(Source data)
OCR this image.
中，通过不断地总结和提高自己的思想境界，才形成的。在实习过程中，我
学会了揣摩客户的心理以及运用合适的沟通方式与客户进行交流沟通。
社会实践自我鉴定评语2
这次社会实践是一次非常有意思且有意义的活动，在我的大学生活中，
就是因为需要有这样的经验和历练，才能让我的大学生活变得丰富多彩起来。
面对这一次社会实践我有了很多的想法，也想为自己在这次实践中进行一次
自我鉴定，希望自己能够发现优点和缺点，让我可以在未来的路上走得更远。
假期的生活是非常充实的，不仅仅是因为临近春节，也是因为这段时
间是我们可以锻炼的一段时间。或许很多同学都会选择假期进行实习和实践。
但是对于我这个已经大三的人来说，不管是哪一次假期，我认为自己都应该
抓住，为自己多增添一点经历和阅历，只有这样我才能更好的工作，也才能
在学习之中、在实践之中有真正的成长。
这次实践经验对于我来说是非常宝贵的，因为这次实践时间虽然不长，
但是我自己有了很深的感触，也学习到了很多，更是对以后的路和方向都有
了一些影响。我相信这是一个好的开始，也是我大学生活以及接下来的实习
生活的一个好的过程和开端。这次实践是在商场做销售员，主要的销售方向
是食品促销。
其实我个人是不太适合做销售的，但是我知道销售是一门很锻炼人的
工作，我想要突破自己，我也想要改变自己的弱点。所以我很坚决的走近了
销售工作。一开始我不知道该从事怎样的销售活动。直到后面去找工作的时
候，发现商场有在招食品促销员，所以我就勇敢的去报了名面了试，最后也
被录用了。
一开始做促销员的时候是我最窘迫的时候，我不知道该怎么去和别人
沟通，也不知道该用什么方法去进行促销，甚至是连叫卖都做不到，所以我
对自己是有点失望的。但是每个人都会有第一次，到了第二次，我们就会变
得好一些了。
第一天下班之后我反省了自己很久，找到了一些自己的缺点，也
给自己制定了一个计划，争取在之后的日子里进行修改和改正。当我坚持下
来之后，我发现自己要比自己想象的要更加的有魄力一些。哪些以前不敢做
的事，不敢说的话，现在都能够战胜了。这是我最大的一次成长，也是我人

Required work:
Quote each line above in full, word for word.

Answer to this problem:
OCR this image.
中，通过不断地总结和提高自己的思想境界，才形成的。在实习过程中，我
学会了揣摩客户的心理以及运用合适的沟通方式与客户进行交流沟通。
社会实践自我鉴定评语2
这次社会实践是一次非常有意思且有意义的活动，在我的大学生活中，
就是因为需要有这样的经验和历练，才能让我的大学生活变得丰富多彩起来。
面对这一次社会实践我有了很多的想法，也想为自己在这次实践中进行一次
自我鉴定，希望自己能够发现优点和缺点，让我可以在未来的路上走得更远。
假期的生活是非常充实的，不仅仅是因为临近春节，也是因为这段时
间是我们可以锻炼的一段时间。或许很多同学都会选择假期进行实习和实践。
但是对于我这个已经大三的人来说，不管是哪一次假期，我认为自己都应该
抓住，为自己多增添一点经历和阅历，只有这样我才能更好的工作，也才能
在学习之中、在实践之中有真正的成长。
这次实践经验对于我来说是非常宝贵的，因为这次实践时间虽然不长，
但是我自己有了很深的感触，也学习到了很多，更是对以后的路和方向都有
了一些影响。我相信这是一个好的开始，也是我大学生活以及接下来的实习
生活的一个好的过程和开端。这次实践是在商场做销售员，主要的销售方向
是食品促销。
其实我个人是不太适合做销售的，但是我知道销售是一门很锻炼人的
工作，我想要突破自己，我也想要改变自己的弱点。所以我很坚决的走近了
销售工作。一开始我不知道该从事怎样的销售活动。直到后面去找工作的时
候，发现商场有在招食品促销员，所以我就勇敢的去报了名面了试，最后也
被录用了。
一开始做促销员的时候是我最窘迫的时候，我不知道该怎么去和别人
沟通，也不知道该用什么方法去进行促销，甚至是连叫卖都做不到，所以我
对自己是有点失望的。但是每个人都会有第一次，到了第二次，我们就会变
得好一些了。
第一天下班之后我反省了自己很久，找到了一些自己的缺点，也
给自己制定了一个计划，争取在之后的日子里进行修改和改正。当我坚持下
来之后，我发现自己要比自己想象的要更加的有魄力一些。哪些以前不敢做
的事，不敢说的话，现在都能够战胜了。这是我最大的一次成长，也是我人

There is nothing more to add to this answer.